[Data records]

## Begin

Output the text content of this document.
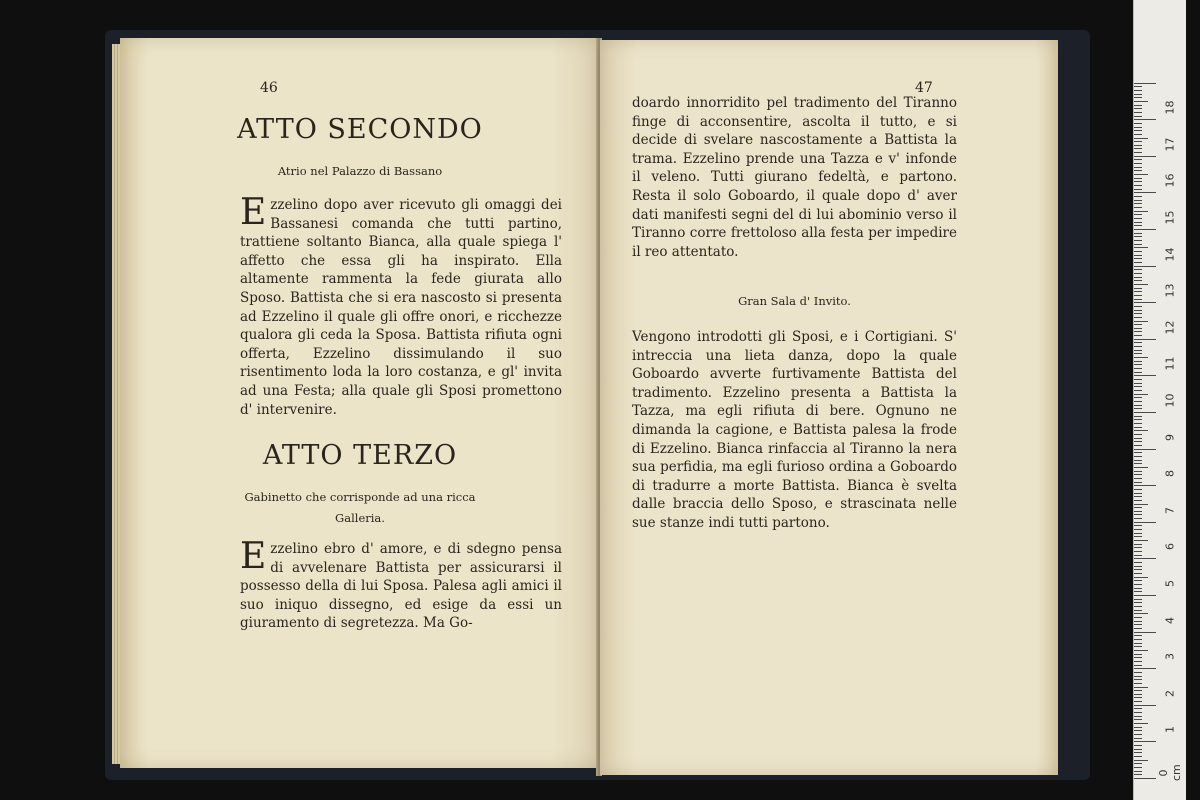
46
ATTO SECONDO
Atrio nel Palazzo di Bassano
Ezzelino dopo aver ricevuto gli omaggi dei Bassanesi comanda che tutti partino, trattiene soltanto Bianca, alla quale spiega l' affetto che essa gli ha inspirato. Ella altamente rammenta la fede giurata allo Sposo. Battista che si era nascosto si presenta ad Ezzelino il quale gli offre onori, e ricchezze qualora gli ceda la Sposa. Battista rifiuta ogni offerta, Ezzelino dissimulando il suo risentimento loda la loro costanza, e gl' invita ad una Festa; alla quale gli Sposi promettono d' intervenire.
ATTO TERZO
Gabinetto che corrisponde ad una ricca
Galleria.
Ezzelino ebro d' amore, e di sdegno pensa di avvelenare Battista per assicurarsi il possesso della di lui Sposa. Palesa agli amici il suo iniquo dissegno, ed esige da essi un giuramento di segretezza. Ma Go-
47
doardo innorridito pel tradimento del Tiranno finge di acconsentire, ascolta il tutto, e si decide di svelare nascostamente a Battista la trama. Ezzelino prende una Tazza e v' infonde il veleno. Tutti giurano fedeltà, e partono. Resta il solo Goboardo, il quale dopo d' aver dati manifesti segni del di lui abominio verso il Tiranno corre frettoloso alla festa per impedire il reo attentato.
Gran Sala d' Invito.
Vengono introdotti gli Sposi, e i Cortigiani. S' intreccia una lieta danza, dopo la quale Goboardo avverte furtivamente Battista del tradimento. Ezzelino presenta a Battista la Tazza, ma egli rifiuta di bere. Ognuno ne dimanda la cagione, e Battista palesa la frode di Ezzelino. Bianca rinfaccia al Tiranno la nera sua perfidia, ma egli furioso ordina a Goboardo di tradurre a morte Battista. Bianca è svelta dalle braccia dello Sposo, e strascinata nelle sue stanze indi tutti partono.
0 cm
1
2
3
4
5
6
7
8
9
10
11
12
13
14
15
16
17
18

## End

Task to carry out :: The records above are to be reproduced exactly; the pictures are to be left out.

Solution to this problem ::
Output the text content of this document.
46
ATTO SECONDO
Atrio nel Palazzo di Bassano
Ezzelino dopo aver ricevuto gli omaggi dei Bassanesi comanda che tutti partino, trattiene soltanto Bianca, alla quale spiega l' affetto che essa gli ha inspirato. Ella altamente rammenta la fede giurata allo Sposo. Battista che si era nascosto si presenta ad Ezzelino il quale gli offre onori, e ricchezze qualora gli ceda la Sposa. Battista rifiuta ogni offerta, Ezzelino dissimulando il suo risentimento loda la loro costanza, e gl' invita ad una Festa; alla quale gli Sposi promettono d' intervenire.
ATTO TERZO
Gabinetto che corrisponde ad una ricca
Galleria.
Ezzelino ebro d' amore, e di sdegno pensa di avvelenare Battista per assicurarsi il possesso della di lui Sposa. Palesa agli amici il suo iniquo dissegno, ed esige da essi un giuramento di segretezza. Ma Go-
47
doardo innorridito pel tradimento del Tiranno finge di acconsentire, ascolta il tutto, e si decide di svelare nascostamente a Battista la trama. Ezzelino prende una Tazza e v' infonde il veleno. Tutti giurano fedeltà, e partono. Resta il solo Goboardo, il quale dopo d' aver dati manifesti segni del di lui abominio verso il Tiranno corre frettoloso alla festa per impedire il reo attentato.
Gran Sala d' Invito.
Vengono introdotti gli Sposi, e i Cortigiani. S' intreccia una lieta danza, dopo la quale Goboardo avverte furtivamente Battista del tradimento. Ezzelino presenta a Battista la Tazza, ma egli rifiuta di bere. Ognuno ne dimanda la cagione, e Battista palesa la frode di Ezzelino. Bianca rinfaccia al Tiranno la nera sua perfidia, ma egli furioso ordina a Goboardo di tradurre a morte Battista. Bianca è svelta dalle braccia dello Sposo, e strascinata nelle sue stanze indi tutti partono.
0 cm
1
2
3
4
5
6
7
8
9
10
11
12
13
14
15
16
17
18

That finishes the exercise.